Check each line of the records below for the string "JSON", then state how many lines contain it, with no other output.

<<<<

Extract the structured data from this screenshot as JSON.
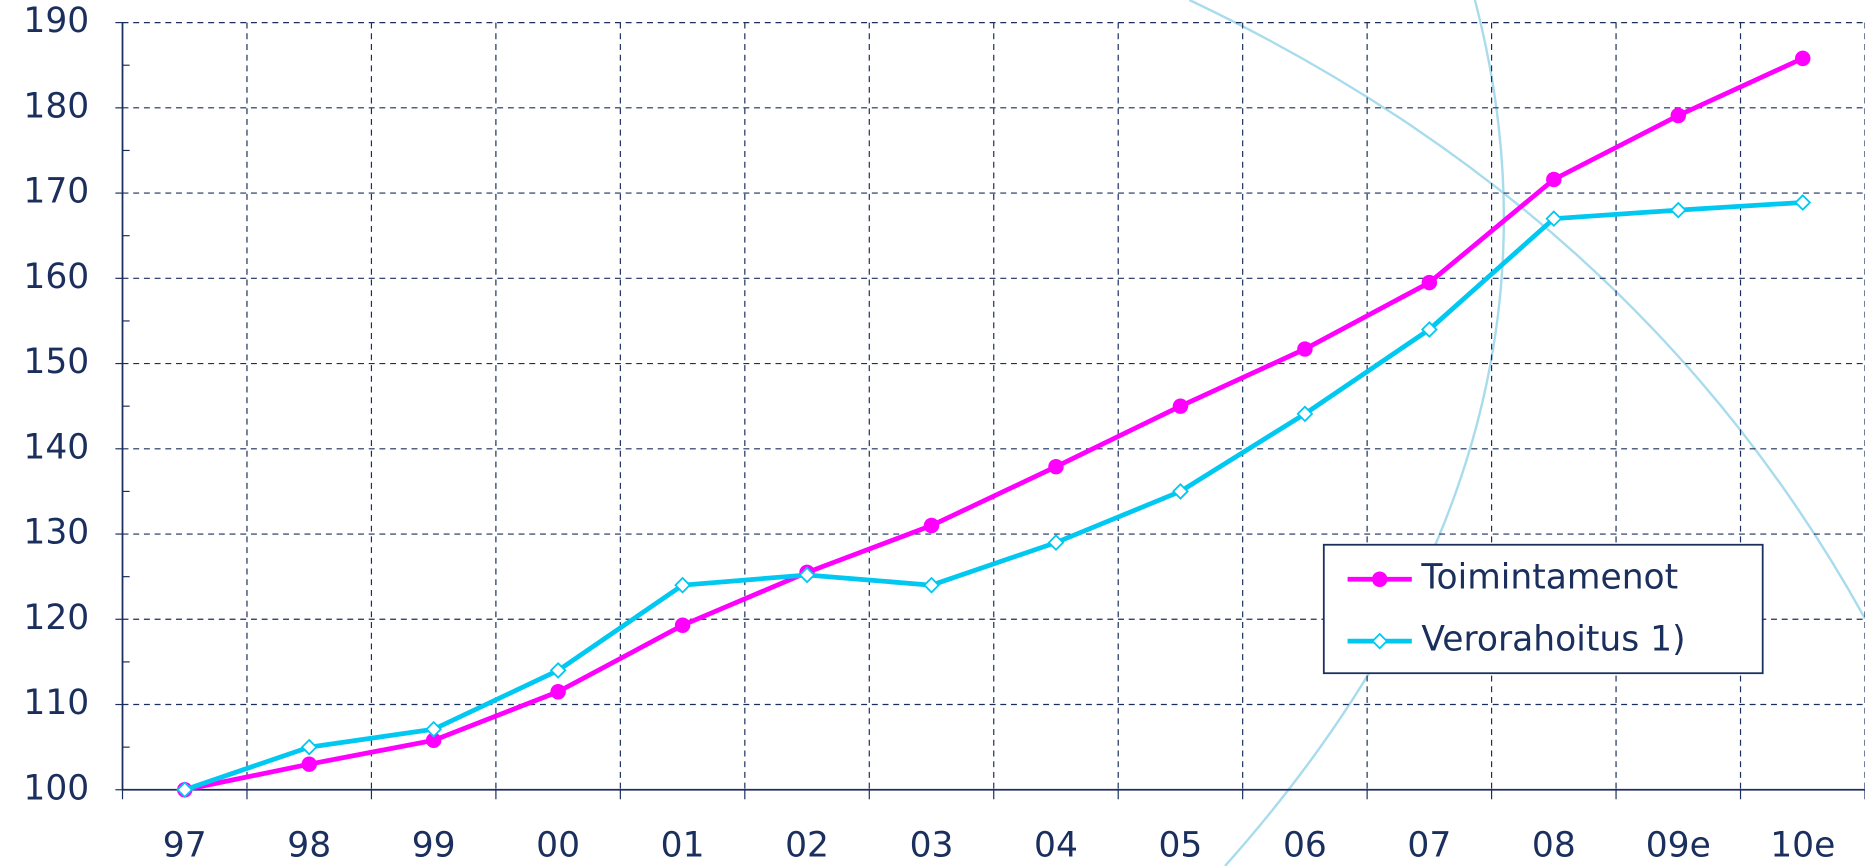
{
  "chart_data": {
    "type": "line",
    "categories": [
      "97",
      "98",
      "99",
      "00",
      "01",
      "02",
      "03",
      "04",
      "05",
      "06",
      "07",
      "08",
      "09e",
      "10e"
    ],
    "series": [
      {
        "name": "Toimintamenot",
        "color": "#ff00ff",
        "marker": "circle",
        "values": [
          100,
          103,
          105.8,
          111.5,
          119.3,
          125.5,
          131,
          137.9,
          145,
          151.7,
          159.5,
          171.6,
          179.1,
          185.8
        ]
      },
      {
        "name": "Verorahoitus 1)",
        "color": "#00c8f0",
        "marker": "diamond",
        "values": [
          100,
          105,
          107.1,
          114,
          124,
          125.2,
          124,
          129,
          135,
          144.1,
          154,
          167,
          168,
          168.9
        ]
      }
    ],
    "ylim": [
      100,
      190
    ],
    "yticks": [
      100,
      110,
      120,
      130,
      140,
      150,
      160,
      170,
      180,
      190
    ],
    "grid": true,
    "legend": "right"
  }
}
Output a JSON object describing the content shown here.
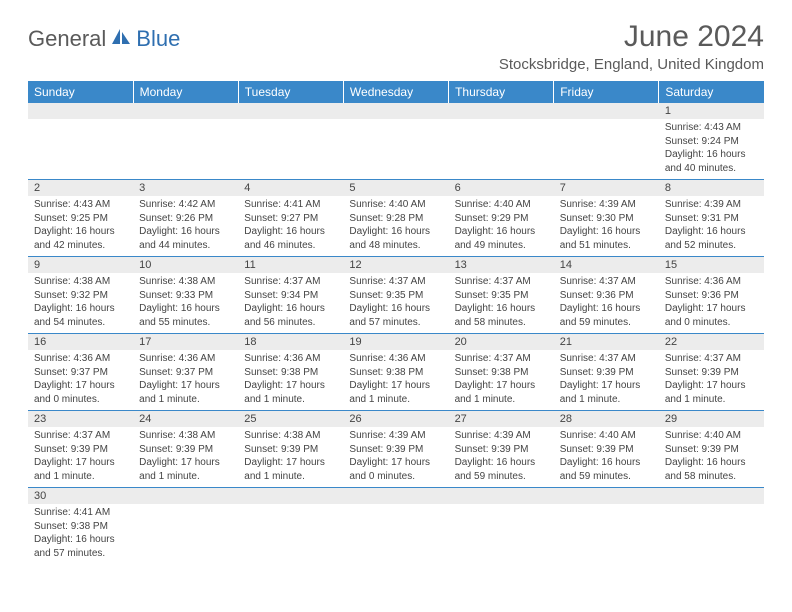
{
  "logo": {
    "part1": "General",
    "part2": "Blue"
  },
  "title": "June 2024",
  "location": "Stocksbridge, England, United Kingdom",
  "colors": {
    "header_bg": "#3a88c9",
    "header_text": "#ffffff",
    "daynum_bg": "#ececec",
    "border": "#3a88c9",
    "text": "#444444",
    "logo_gray": "#5a5a5a",
    "logo_blue": "#2f6fb0"
  },
  "day_headers": [
    "Sunday",
    "Monday",
    "Tuesday",
    "Wednesday",
    "Thursday",
    "Friday",
    "Saturday"
  ],
  "weeks": [
    [
      null,
      null,
      null,
      null,
      null,
      null,
      {
        "n": "1",
        "sr": "4:43 AM",
        "ss": "9:24 PM",
        "dl": "16 hours and 40 minutes."
      }
    ],
    [
      {
        "n": "2",
        "sr": "4:43 AM",
        "ss": "9:25 PM",
        "dl": "16 hours and 42 minutes."
      },
      {
        "n": "3",
        "sr": "4:42 AM",
        "ss": "9:26 PM",
        "dl": "16 hours and 44 minutes."
      },
      {
        "n": "4",
        "sr": "4:41 AM",
        "ss": "9:27 PM",
        "dl": "16 hours and 46 minutes."
      },
      {
        "n": "5",
        "sr": "4:40 AM",
        "ss": "9:28 PM",
        "dl": "16 hours and 48 minutes."
      },
      {
        "n": "6",
        "sr": "4:40 AM",
        "ss": "9:29 PM",
        "dl": "16 hours and 49 minutes."
      },
      {
        "n": "7",
        "sr": "4:39 AM",
        "ss": "9:30 PM",
        "dl": "16 hours and 51 minutes."
      },
      {
        "n": "8",
        "sr": "4:39 AM",
        "ss": "9:31 PM",
        "dl": "16 hours and 52 minutes."
      }
    ],
    [
      {
        "n": "9",
        "sr": "4:38 AM",
        "ss": "9:32 PM",
        "dl": "16 hours and 54 minutes."
      },
      {
        "n": "10",
        "sr": "4:38 AM",
        "ss": "9:33 PM",
        "dl": "16 hours and 55 minutes."
      },
      {
        "n": "11",
        "sr": "4:37 AM",
        "ss": "9:34 PM",
        "dl": "16 hours and 56 minutes."
      },
      {
        "n": "12",
        "sr": "4:37 AM",
        "ss": "9:35 PM",
        "dl": "16 hours and 57 minutes."
      },
      {
        "n": "13",
        "sr": "4:37 AM",
        "ss": "9:35 PM",
        "dl": "16 hours and 58 minutes."
      },
      {
        "n": "14",
        "sr": "4:37 AM",
        "ss": "9:36 PM",
        "dl": "16 hours and 59 minutes."
      },
      {
        "n": "15",
        "sr": "4:36 AM",
        "ss": "9:36 PM",
        "dl": "17 hours and 0 minutes."
      }
    ],
    [
      {
        "n": "16",
        "sr": "4:36 AM",
        "ss": "9:37 PM",
        "dl": "17 hours and 0 minutes."
      },
      {
        "n": "17",
        "sr": "4:36 AM",
        "ss": "9:37 PM",
        "dl": "17 hours and 1 minute."
      },
      {
        "n": "18",
        "sr": "4:36 AM",
        "ss": "9:38 PM",
        "dl": "17 hours and 1 minute."
      },
      {
        "n": "19",
        "sr": "4:36 AM",
        "ss": "9:38 PM",
        "dl": "17 hours and 1 minute."
      },
      {
        "n": "20",
        "sr": "4:37 AM",
        "ss": "9:38 PM",
        "dl": "17 hours and 1 minute."
      },
      {
        "n": "21",
        "sr": "4:37 AM",
        "ss": "9:39 PM",
        "dl": "17 hours and 1 minute."
      },
      {
        "n": "22",
        "sr": "4:37 AM",
        "ss": "9:39 PM",
        "dl": "17 hours and 1 minute."
      }
    ],
    [
      {
        "n": "23",
        "sr": "4:37 AM",
        "ss": "9:39 PM",
        "dl": "17 hours and 1 minute."
      },
      {
        "n": "24",
        "sr": "4:38 AM",
        "ss": "9:39 PM",
        "dl": "17 hours and 1 minute."
      },
      {
        "n": "25",
        "sr": "4:38 AM",
        "ss": "9:39 PM",
        "dl": "17 hours and 1 minute."
      },
      {
        "n": "26",
        "sr": "4:39 AM",
        "ss": "9:39 PM",
        "dl": "17 hours and 0 minutes."
      },
      {
        "n": "27",
        "sr": "4:39 AM",
        "ss": "9:39 PM",
        "dl": "16 hours and 59 minutes."
      },
      {
        "n": "28",
        "sr": "4:40 AM",
        "ss": "9:39 PM",
        "dl": "16 hours and 59 minutes."
      },
      {
        "n": "29",
        "sr": "4:40 AM",
        "ss": "9:39 PM",
        "dl": "16 hours and 58 minutes."
      }
    ],
    [
      {
        "n": "30",
        "sr": "4:41 AM",
        "ss": "9:38 PM",
        "dl": "16 hours and 57 minutes."
      },
      null,
      null,
      null,
      null,
      null,
      null
    ]
  ],
  "labels": {
    "sunrise": "Sunrise:",
    "sunset": "Sunset:",
    "daylight": "Daylight:"
  }
}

>>>>

* [EXERCISE RESULT]:
2